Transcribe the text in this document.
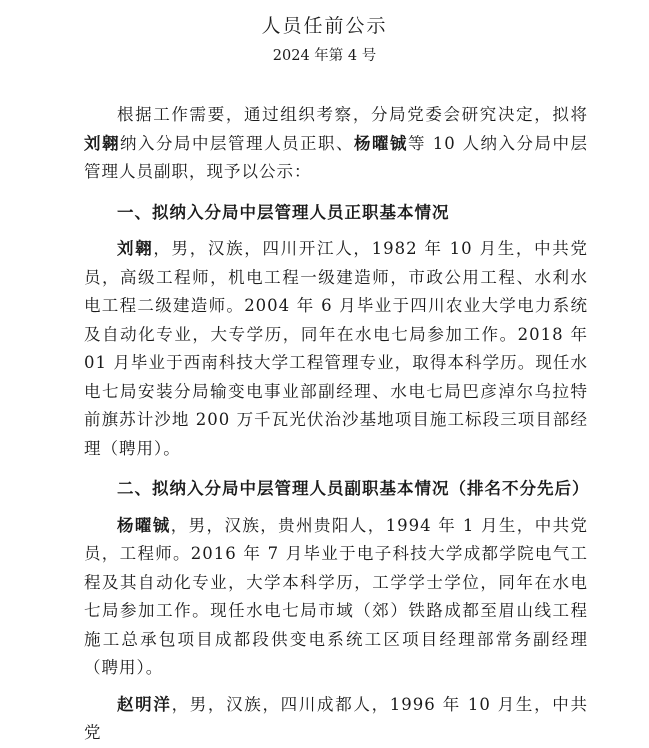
人员任前公示
2024 年第 4 号

根据工作需要，通过组织考察，分局党委会研究决定，拟将刘翱纳入分局中层管理人员正职、杨曜铖等 10 人纳入分局中层管理人员副职，现予以公示：

一、拟纳入分局中层管理人员正职基本情况

刘翱，男，汉族，四川开江人，1982 年 10 月生，中共党员，高级工程师，机电工程一级建造师，市政公用工程、水利水电工程二级建造师。2004 年 6 月毕业于四川农业大学电力系统及自动化专业，大专学历，同年在水电七局参加工作。2018 年 01 月毕业于西南科技大学工程管理专业，取得本科学历。现任水电七局安装分局输变电事业部副经理、水电七局巴彦淖尔乌拉特前旗苏计沙地 200 万千瓦光伏治沙基地项目施工标段三项目部经理（聘用）。

二、拟纳入分局中层管理人员副职基本情况（排名不分先后）

杨曜铖，男，汉族，贵州贵阳人，1994 年 1 月生，中共党员，工程师。2016 年 7 月毕业于电子科技大学成都学院电气工程及其自动化专业，大学本科学历，工学学士学位，同年在水电七局参加工作。现任水电七局市域（郊）铁路成都至眉山线工程施工总承包项目成都段供变电系统工区项目经理部常务副经理（聘用）。

赵明洋，男，汉族，四川成都人，1996 年 10 月生，中共党
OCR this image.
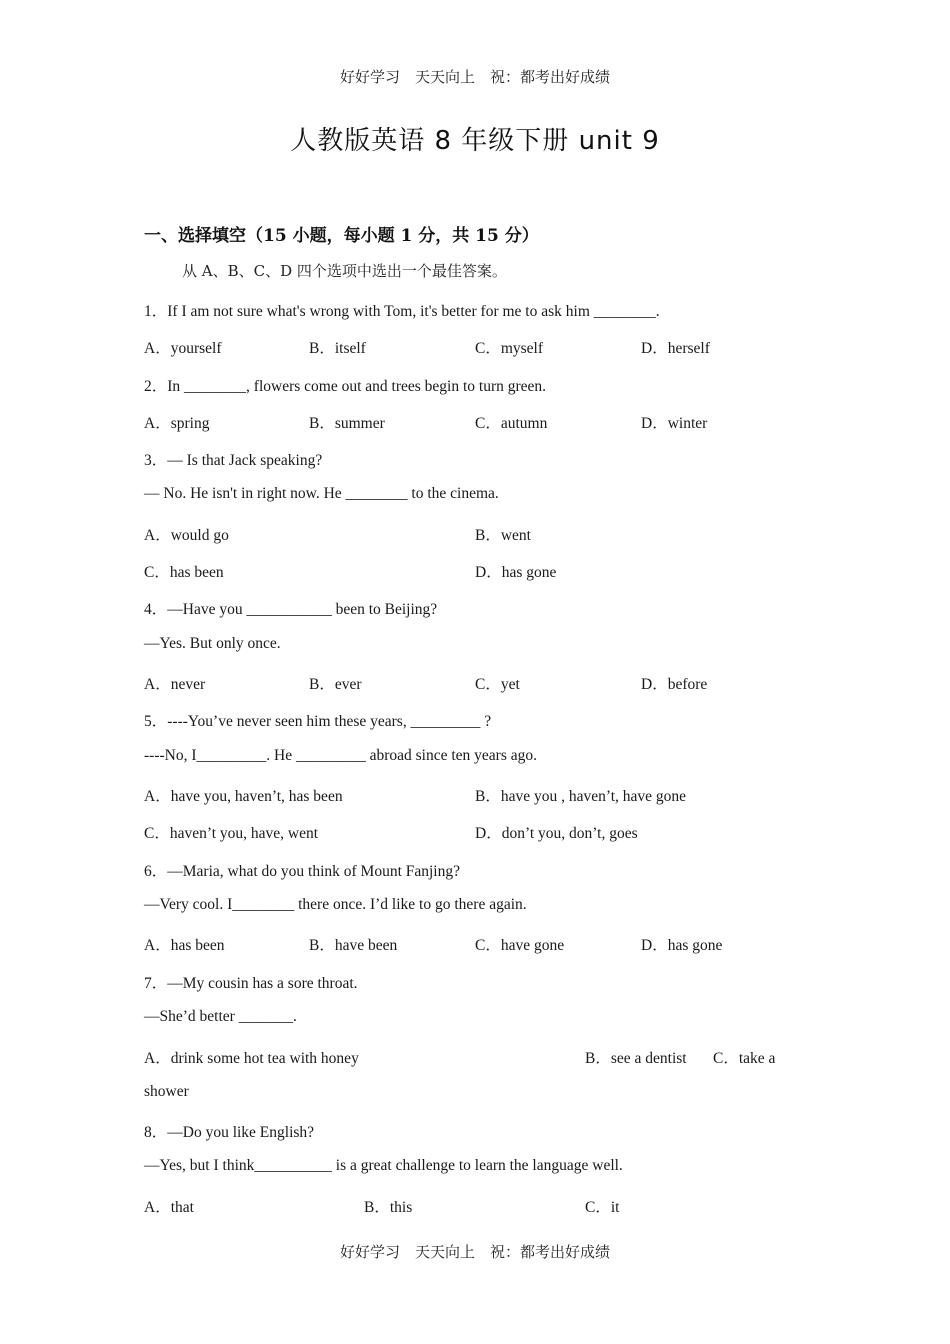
好好学习　天天向上　祝：都考出好成绩
人教版英语 8 年级下册 unit 9
一、选择填空（15 小题，每小题 1 分，共 15 分）
从 A、B、C、D 四个选项中选出一个最佳答案。
1．If I am not sure what's wrong with Tom, it's better for me to ask him ________.
A．yourself	B．itself	C．myself	D．herself
2．In ________, flowers come out and trees begin to turn green.
A．spring	B．summer	C．autumn	D．winter
3．— Is that Jack speaking?
— No. He isn't in right now. He ________ to the cinema.
A．would go	B．went
C．has been	D．has gone
4．—Have you ___________ been to Beijing?
—Yes. But only once.
A．never	B．ever	C．yet	D．before
5．----You’ve never seen him these years, _________ ?
----No, I_________. He _________ abroad since ten years ago.
A．have you, haven’t, has been	B．have you , haven’t, have gone
C．haven’t you, have, went	D．don’t you, don’t, goes
6．—Maria, what do you think of Mount Fanjing?
—Very cool. I________ there once. I’d like to go there again.
A．has been	B．have been	C．have gone	D．has gone
7．—My cousin has a sore throat.
—She’d better _______.
A．drink some hot tea with honey	B．see a dentist C．take a
shower
8．—Do you like English?
—Yes, but I think__________ is a great challenge to learn the language well.
A．that	B．this	C．it
好好学习　天天向上　祝：都考出好成绩
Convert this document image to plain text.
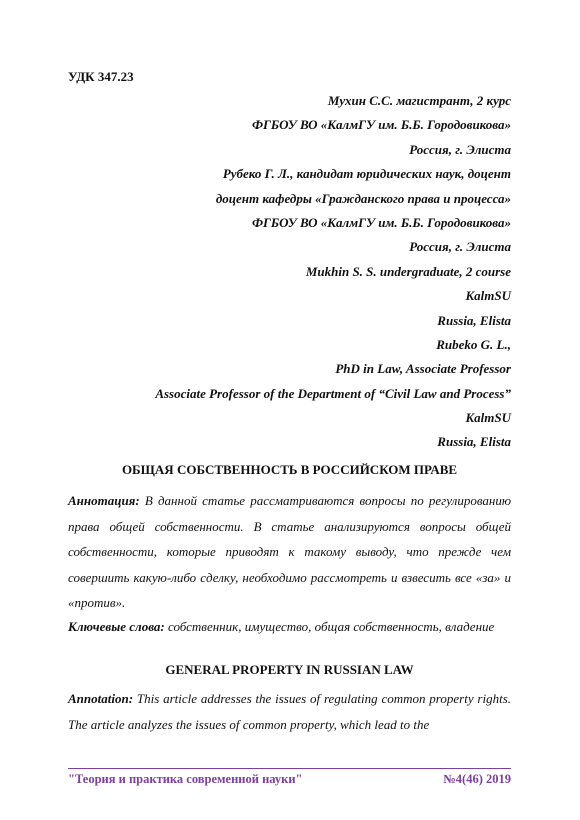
УДК 347.23
Мухин С.С. магистрант, 2 курс
ФГБОУ ВО «КалмГУ им. Б.Б. Городовикова»
Россия, г. Элиста
Рубеко Г. Л., кандидат юридических наук, доцент
доцент кафедры «Гражданского права и процесса»
ФГБОУ ВО «КалмГУ им. Б.Б. Городовикова»
Россия, г. Элиста
Mukhin S. S. undergraduate, 2 course
KalmSU
Russia, Elista
Rubeko G. L.,
PhD in Law, Associate Professor
Associate Professor of the Department of “Civil Law and Process”
KalmSU
Russia, Elista
ОБЩАЯ СОБСТВЕННОСТЬ В РОССИЙСКОМ ПРАВЕ
Аннотация: В данной статье рассматриваются вопросы по регулированию права общей собственности. В статье анализируются вопросы общей собственности, которые приводят к такому выводу, что прежде чем совершить какую-либо сделку, необходимо рассмотреть и взвесить все «за» и «против».
Ключевые слова: собственник, имущество, общая собственность, владение
GENERAL PROPERTY IN RUSSIAN LAW
Annotation: This article addresses the issues of regulating common property rights. The article analyzes the issues of common property, which lead to the
"Теория и практика современной науки"	№4(46) 2019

════

Omit all pictures while transcribing the entries verbatim.

The completed task —
Transcribe the text in this document.
人员任前公示
2024 年第 4 号

根据工作需要，通过组织考察，分局党委会研究决定，拟将刘翱纳入分局中层管理人员正职、杨曜铖等 10 人纳入分局中层管理人员副职，现予以公示：

一、拟纳入分局中层管理人员正职基本情况

刘翱，男，汉族，四川开江人，1982 年 10 月生，中共党员，高级工程师，机电工程一级建造师，市政公用工程、水利水电工程二级建造师。2004 年 6 月毕业于四川农业大学电力系统及自动化专业，大专学历，同年在水电七局参加工作。2018 年 01 月毕业于西南科技大学工程管理专业，取得本科学历。现任水电七局安装分局输变电事业部副经理、水电七局巴彦淖尔乌拉特前旗苏计沙地 200 万千瓦光伏治沙基地项目施工标段三项目部经理（聘用）。

二、拟纳入分局中层管理人员副职基本情况（排名不分先后）

杨曜铖，男，汉族，贵州贵阳人，1994 年 1 月生，中共党员，工程师。2016 年 7 月毕业于电子科技大学成都学院电气工程及其自动化专业，大学本科学历，工学学士学位，同年在水电七局参加工作。现任水电七局市域（郊）铁路成都至眉山线工程施工总承包项目成都段供变电系统工区项目经理部常务副经理（聘用）。

赵明洋，男，汉族，四川成都人，1996 年 10 月生，中共党
OCR this image.
好好学习　天天向上　祝：都考出好成绩
人教版英语 8 年级下册 unit 9
一、选择填空（15 小题，每小题 1 分，共 15 分）
从 A、B、C、D 四个选项中选出一个最佳答案。
1．If I am not sure what's wrong with Tom, it's better for me to ask him ________.
A．yourself	B．itself	C．myself	D．herself
2．In ________, flowers come out and trees begin to turn green.
A．spring	B．summer	C．autumn	D．winter
3．— Is that Jack speaking?
— No. He isn't in right now. He ________ to the cinema.
A．would go	B．went
C．has been	D．has gone
4．—Have you ___________ been to Beijing?
—Yes. But only once.
A．never	B．ever	C．yet	D．before
5．----You’ve never seen him these years, _________ ?
----No, I_________. He _________ abroad since ten years ago.
A．have you, haven’t, has been	B．have you , haven’t, have gone
C．haven’t you, have, went	D．don’t you, don’t, goes
6．—Maria, what do you think of Mount Fanjing?
—Very cool. I________ there once. I’d like to go there again.
A．has been	B．have been	C．have gone	D．has gone
7．—My cousin has a sore throat.
—She’d better _______.
A．drink some hot tea with honey	B．see a dentist C．take a
shower
8．—Do you like English?
—Yes, but I think__________ is a great challenge to learn the language well.
A．that	B．this	C．it
好好学习　天天向上　祝：都考出好成绩
Convert this document image to plain text.
УДК 347.23
Мухин С.С. магистрант, 2 курс
ФГБОУ ВО «КалмГУ им. Б.Б. Городовикова»
Россия, г. Элиста
Рубеко Г. Л., кандидат юридических наук, доцент
доцент кафедры «Гражданского права и процесса»
ФГБОУ ВО «КалмГУ им. Б.Б. Городовикова»
Россия, г. Элиста
Mukhin S. S. undergraduate, 2 course
KalmSU
Russia, Elista
Rubeko G. L.,
PhD in Law, Associate Professor
Associate Professor of the Department of “Civil Law and Process”
KalmSU
Russia, Elista
ОБЩАЯ СОБСТВЕННОСТЬ В РОССИЙСКОМ ПРАВЕ
Аннотация: В данной статье рассматриваются вопросы по регулированию права общей собственности. В статье анализируются вопросы общей собственности, которые приводят к такому выводу, что прежде чем совершить какую-либо сделку, необходимо рассмотреть и взвесить все «за» и «против».
Ключевые слова: собственник, имущество, общая собственность, владение
GENERAL PROPERTY IN RUSSIAN LAW
Annotation: This article addresses the issues of regulating common property rights. The article analyzes the issues of common property, which lead to the
"Теория и практика современной науки"	№4(46) 2019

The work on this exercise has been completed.